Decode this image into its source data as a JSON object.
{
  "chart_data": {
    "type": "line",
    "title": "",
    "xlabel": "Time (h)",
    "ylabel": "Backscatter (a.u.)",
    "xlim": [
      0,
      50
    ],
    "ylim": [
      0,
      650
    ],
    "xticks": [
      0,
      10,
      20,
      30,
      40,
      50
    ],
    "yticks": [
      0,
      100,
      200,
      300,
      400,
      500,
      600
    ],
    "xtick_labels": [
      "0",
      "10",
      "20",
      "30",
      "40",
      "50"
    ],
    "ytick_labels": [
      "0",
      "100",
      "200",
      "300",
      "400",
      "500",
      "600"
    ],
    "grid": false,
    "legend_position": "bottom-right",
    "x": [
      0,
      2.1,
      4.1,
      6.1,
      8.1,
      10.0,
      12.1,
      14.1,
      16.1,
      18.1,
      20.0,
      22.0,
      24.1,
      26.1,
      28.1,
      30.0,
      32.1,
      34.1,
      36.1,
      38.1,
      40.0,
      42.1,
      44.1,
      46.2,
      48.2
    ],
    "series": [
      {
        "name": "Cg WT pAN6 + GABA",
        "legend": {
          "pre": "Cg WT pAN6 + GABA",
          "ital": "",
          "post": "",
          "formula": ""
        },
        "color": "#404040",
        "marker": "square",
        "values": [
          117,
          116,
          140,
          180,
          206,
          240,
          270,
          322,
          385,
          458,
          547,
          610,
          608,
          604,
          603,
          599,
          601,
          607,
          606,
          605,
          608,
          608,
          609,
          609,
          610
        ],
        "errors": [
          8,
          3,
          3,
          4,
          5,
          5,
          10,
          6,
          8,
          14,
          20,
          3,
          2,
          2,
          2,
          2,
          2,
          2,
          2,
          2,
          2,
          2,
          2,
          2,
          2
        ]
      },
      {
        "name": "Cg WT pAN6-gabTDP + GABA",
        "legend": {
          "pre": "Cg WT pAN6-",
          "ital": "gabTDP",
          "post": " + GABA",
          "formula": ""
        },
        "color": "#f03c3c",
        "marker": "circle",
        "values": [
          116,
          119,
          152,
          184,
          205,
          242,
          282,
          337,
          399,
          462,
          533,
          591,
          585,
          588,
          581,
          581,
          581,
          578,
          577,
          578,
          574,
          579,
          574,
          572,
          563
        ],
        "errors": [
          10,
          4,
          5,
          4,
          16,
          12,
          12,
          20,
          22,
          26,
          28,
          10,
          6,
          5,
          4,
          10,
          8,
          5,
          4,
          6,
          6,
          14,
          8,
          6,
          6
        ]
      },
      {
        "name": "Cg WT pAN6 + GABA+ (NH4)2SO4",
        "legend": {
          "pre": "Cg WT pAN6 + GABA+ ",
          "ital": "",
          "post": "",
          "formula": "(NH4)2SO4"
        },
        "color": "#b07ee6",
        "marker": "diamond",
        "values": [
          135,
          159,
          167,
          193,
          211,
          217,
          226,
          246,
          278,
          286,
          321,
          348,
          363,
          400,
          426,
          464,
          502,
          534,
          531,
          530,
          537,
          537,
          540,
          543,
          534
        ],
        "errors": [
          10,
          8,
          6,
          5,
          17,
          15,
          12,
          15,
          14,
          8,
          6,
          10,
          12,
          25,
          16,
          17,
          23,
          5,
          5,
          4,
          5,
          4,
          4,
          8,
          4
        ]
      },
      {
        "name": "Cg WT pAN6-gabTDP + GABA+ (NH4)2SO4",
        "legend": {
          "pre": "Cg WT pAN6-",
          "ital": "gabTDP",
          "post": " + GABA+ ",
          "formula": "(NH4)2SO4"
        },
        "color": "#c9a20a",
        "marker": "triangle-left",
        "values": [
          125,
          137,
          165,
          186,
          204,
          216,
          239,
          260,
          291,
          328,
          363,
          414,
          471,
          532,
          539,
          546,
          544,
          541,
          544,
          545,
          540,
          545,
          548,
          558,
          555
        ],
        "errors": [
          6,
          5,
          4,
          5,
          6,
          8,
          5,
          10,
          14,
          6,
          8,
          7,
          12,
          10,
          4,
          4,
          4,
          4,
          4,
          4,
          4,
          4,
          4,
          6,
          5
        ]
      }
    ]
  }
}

+--

> **WHAT IS BEING ASKED**:
Return each line where "gabTDP" shows up.

> **OUTPUT OF THE TASK**:
        "name": "Cg WT pAN6-gabTDP + GABA",
          "ital": "gabTDP",
        "name": "Cg WT pAN6-gabTDP + GABA+ (NH4)2SO4",
          "ital": "gabTDP",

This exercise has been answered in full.